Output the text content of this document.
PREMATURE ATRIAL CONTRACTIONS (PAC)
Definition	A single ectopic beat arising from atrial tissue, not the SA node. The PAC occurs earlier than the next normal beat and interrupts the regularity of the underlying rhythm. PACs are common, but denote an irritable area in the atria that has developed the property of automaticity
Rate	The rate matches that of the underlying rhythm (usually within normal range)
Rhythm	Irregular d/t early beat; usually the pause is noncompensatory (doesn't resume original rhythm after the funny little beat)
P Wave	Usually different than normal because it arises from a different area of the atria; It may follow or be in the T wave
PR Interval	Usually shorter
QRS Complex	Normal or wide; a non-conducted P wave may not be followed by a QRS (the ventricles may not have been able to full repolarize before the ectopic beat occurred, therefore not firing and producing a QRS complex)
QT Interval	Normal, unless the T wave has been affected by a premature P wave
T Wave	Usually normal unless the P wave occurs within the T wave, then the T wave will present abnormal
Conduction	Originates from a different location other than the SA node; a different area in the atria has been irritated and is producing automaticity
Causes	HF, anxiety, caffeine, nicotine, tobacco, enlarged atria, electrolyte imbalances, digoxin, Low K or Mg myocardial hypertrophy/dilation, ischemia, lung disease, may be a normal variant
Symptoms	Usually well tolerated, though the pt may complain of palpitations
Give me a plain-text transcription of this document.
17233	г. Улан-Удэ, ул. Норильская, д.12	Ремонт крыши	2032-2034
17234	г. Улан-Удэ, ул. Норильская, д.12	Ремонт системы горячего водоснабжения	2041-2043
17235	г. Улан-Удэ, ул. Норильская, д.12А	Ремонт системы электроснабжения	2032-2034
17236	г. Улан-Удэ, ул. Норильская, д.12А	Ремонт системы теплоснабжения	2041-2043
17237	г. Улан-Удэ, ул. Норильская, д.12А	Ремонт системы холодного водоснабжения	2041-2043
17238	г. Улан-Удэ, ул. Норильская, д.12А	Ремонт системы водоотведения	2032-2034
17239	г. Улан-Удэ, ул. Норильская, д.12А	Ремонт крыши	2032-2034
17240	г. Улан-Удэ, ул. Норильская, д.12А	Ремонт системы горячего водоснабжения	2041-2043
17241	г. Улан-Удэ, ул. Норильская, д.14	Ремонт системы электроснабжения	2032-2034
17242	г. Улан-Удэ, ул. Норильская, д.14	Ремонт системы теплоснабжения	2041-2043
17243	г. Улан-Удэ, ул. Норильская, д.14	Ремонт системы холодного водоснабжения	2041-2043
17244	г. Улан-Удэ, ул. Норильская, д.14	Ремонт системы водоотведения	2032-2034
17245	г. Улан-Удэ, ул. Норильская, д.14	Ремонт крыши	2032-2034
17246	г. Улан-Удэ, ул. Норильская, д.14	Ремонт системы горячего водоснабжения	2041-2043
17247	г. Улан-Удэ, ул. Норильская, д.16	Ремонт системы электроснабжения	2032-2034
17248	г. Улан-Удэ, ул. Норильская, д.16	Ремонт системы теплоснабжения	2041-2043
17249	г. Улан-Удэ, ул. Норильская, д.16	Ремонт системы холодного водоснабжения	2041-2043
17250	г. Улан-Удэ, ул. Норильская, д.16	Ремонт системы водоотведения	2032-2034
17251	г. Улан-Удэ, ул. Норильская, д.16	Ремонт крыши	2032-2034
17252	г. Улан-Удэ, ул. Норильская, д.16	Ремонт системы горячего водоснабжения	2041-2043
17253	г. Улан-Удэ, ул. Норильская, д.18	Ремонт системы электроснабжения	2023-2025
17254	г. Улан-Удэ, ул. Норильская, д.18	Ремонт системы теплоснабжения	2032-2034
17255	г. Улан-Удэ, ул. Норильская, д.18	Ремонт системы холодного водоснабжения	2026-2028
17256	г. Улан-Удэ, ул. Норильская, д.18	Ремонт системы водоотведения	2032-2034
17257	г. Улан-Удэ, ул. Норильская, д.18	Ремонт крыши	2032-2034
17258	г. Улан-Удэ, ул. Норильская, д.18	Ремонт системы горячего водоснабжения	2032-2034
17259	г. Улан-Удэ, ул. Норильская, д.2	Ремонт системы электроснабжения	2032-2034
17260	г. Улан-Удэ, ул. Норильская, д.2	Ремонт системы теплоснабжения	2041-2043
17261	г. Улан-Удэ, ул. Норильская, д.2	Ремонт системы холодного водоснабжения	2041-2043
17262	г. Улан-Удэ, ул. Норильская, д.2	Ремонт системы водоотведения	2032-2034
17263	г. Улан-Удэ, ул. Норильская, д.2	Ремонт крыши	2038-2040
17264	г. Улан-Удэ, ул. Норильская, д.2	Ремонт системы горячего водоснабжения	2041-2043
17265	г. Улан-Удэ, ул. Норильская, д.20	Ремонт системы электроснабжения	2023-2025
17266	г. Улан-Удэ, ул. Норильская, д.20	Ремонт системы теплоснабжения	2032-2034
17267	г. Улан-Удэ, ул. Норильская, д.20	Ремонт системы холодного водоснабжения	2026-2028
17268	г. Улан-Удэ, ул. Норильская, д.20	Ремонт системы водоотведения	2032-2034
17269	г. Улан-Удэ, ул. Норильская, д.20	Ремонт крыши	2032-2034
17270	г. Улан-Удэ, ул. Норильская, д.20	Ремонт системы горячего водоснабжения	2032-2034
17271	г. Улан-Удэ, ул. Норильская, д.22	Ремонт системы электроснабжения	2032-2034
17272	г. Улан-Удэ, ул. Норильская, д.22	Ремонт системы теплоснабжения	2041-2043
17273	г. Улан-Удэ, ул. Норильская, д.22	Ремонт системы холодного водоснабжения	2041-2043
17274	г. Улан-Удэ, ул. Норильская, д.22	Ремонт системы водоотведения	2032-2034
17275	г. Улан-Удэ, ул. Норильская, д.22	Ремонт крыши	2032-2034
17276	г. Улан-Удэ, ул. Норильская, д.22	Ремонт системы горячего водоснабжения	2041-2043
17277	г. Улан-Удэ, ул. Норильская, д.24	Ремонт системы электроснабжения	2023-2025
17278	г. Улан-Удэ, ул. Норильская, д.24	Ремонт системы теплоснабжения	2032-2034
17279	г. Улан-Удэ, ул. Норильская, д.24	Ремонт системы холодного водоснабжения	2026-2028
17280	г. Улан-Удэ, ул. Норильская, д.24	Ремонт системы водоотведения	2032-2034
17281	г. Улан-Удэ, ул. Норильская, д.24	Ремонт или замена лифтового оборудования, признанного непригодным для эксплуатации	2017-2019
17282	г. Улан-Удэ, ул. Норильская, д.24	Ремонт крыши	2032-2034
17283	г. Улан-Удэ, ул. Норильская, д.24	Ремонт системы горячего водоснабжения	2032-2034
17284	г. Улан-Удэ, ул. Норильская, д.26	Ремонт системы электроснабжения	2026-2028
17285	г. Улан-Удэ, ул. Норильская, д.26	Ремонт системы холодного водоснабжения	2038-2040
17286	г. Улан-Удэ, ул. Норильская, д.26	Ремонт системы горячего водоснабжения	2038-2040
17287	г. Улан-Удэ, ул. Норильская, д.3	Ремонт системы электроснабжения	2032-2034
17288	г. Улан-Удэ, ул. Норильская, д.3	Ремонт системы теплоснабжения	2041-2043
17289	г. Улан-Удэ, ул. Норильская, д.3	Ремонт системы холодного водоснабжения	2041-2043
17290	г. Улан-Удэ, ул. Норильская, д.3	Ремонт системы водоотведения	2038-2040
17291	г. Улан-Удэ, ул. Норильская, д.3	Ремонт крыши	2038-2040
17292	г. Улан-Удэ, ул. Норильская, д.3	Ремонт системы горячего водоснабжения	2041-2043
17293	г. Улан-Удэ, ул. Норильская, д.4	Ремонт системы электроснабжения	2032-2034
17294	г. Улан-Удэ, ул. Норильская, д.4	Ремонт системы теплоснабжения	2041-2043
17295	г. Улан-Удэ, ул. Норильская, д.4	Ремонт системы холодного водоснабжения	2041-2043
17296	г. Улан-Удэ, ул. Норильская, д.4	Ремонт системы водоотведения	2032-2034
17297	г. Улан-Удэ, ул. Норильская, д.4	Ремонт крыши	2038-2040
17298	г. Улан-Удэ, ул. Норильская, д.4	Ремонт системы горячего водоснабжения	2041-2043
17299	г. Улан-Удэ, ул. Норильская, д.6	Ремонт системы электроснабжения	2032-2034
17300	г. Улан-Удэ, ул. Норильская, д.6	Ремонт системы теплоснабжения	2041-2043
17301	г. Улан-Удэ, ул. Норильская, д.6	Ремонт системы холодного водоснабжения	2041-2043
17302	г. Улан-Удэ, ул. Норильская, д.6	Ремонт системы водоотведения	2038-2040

### PROBLEM TO WORK ON
Collect each line above holding the string "area".

### FULL SOLUTION
Definition	A single ectopic beat arising from atrial tissue, not the SA node. The PAC occurs earlier than the next normal beat and interrupts the regularity of the underlying rhythm. PACs are common, but denote an irritable area in the atria that has developed the property of automaticity
P Wave	Usually different than normal because it arises from a different area of the atria; It may follow or be in the T wave
Conduction	Originates from a different location other than the SA node; a different area in the atria has been irritated and is producing automaticity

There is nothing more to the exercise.